- Written request
Write out every entry exactly as it appears.

* begin Material *

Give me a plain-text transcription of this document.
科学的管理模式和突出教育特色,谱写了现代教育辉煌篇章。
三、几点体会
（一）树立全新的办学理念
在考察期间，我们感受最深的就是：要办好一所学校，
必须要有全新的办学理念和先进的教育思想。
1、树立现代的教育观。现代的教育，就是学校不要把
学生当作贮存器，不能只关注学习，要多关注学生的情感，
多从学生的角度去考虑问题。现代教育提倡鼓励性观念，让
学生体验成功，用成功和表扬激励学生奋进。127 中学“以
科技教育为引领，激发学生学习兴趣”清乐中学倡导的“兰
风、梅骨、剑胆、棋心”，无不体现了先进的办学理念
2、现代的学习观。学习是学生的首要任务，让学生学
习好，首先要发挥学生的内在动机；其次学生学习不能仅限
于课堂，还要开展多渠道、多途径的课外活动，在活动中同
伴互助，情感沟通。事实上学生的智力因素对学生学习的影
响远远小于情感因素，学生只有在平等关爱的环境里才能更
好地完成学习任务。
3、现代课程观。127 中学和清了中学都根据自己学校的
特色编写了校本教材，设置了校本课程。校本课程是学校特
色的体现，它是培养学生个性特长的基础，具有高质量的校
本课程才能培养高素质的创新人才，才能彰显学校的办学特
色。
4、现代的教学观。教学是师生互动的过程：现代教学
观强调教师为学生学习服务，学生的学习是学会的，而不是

* end Material *

- Output of the exercise
Give me a plain-text transcription of this document.
科学的管理模式和突出教育特色,谱写了现代教育辉煌篇章。
三、几点体会
（一）树立全新的办学理念
在考察期间，我们感受最深的就是：要办好一所学校，
必须要有全新的办学理念和先进的教育思想。
1、树立现代的教育观。现代的教育，就是学校不要把
学生当作贮存器，不能只关注学习，要多关注学生的情感，
多从学生的角度去考虑问题。现代教育提倡鼓励性观念，让
学生体验成功，用成功和表扬激励学生奋进。127 中学“以
科技教育为引领，激发学生学习兴趣”清乐中学倡导的“兰
风、梅骨、剑胆、棋心”，无不体现了先进的办学理念
2、现代的学习观。学习是学生的首要任务，让学生学
习好，首先要发挥学生的内在动机；其次学生学习不能仅限
于课堂，还要开展多渠道、多途径的课外活动，在活动中同
伴互助，情感沟通。事实上学生的智力因素对学生学习的影
响远远小于情感因素，学生只有在平等关爱的环境里才能更
好地完成学习任务。
3、现代课程观。127 中学和清了中学都根据自己学校的
特色编写了校本教材，设置了校本课程。校本课程是学校特
色的体现，它是培养学生个性特长的基础，具有高质量的校
本课程才能培养高素质的创新人才，才能彰显学校的办学特
色。
4、现代的教学观。教学是师生互动的过程：现代教学
观强调教师为学生学习服务，学生的学习是学会的，而不是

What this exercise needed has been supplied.